[Task directions] Output the material word for word. Leave each picture out.

Records:
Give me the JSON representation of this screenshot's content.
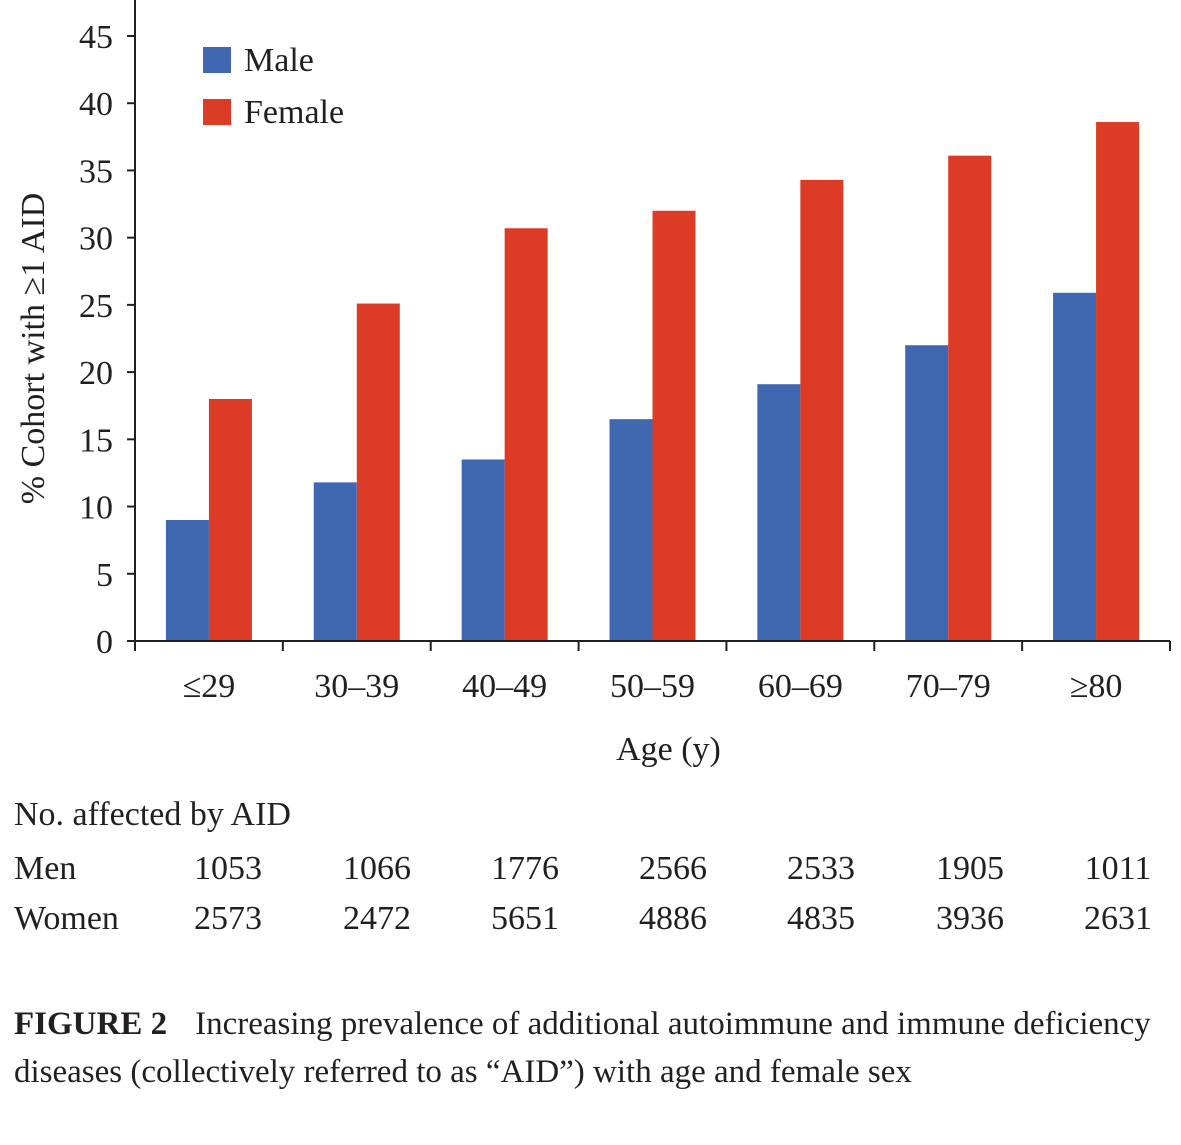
{
  "chart_data": {
    "type": "bar",
    "categories": [
      "≤29",
      "30–39",
      "40–49",
      "50–59",
      "60–69",
      "70–79",
      "≥80"
    ],
    "series": [
      {
        "name": "Male",
        "color": "#3f68b1",
        "values": [
          9.0,
          11.8,
          13.5,
          16.5,
          19.1,
          22.0,
          25.9
        ]
      },
      {
        "name": "Female",
        "color": "#dc3b26",
        "values": [
          18.0,
          25.1,
          30.7,
          32.0,
          34.3,
          36.1,
          38.6
        ]
      }
    ],
    "xlabel": "Age (y)",
    "ylabel": "% Cohort with ≥1 AID",
    "ylim": [
      0,
      45
    ],
    "yticks": [
      0,
      5,
      10,
      15,
      20,
      25,
      30,
      35,
      40,
      45
    ],
    "legend_position": "top-left",
    "grid": false
  },
  "counts_table": {
    "title": "No. affected by AID",
    "rows": [
      {
        "label": "Men",
        "values": [
          "1053",
          "1066",
          "1776",
          "2566",
          "2533",
          "1905",
          "1011"
        ]
      },
      {
        "label": "Women",
        "values": [
          "2573",
          "2472",
          "5651",
          "4886",
          "4835",
          "3936",
          "2631"
        ]
      }
    ]
  },
  "caption": {
    "label": "FIGURE 2",
    "text": "Increasing prevalence of additional autoimmune and immune deficiency diseases (collectively referred to as “AID”) with age and female sex"
  }
}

[Response below]
Give me the JSON representation of this screenshot's content.
{
  "chart_data": {
    "type": "bar",
    "categories": [
      "≤29",
      "30–39",
      "40–49",
      "50–59",
      "60–69",
      "70–79",
      "≥80"
    ],
    "series": [
      {
        "name": "Male",
        "color": "#3f68b1",
        "values": [
          9.0,
          11.8,
          13.5,
          16.5,
          19.1,
          22.0,
          25.9
        ]
      },
      {
        "name": "Female",
        "color": "#dc3b26",
        "values": [
          18.0,
          25.1,
          30.7,
          32.0,
          34.3,
          36.1,
          38.6
        ]
      }
    ],
    "xlabel": "Age (y)",
    "ylabel": "% Cohort with ≥1 AID",
    "ylim": [
      0,
      45
    ],
    "yticks": [
      0,
      5,
      10,
      15,
      20,
      25,
      30,
      35,
      40,
      45
    ],
    "legend_position": "top-left",
    "grid": false
  },
  "counts_table": {
    "title": "No. affected by AID",
    "rows": [
      {
        "label": "Men",
        "values": [
          "1053",
          "1066",
          "1776",
          "2566",
          "2533",
          "1905",
          "1011"
        ]
      },
      {
        "label": "Women",
        "values": [
          "2573",
          "2472",
          "5651",
          "4886",
          "4835",
          "3936",
          "2631"
        ]
      }
    ]
  },
  "caption": {
    "label": "FIGURE 2",
    "text": "Increasing prevalence of additional autoimmune and immune deficiency diseases (collectively referred to as “AID”) with age and female sex"
  }
}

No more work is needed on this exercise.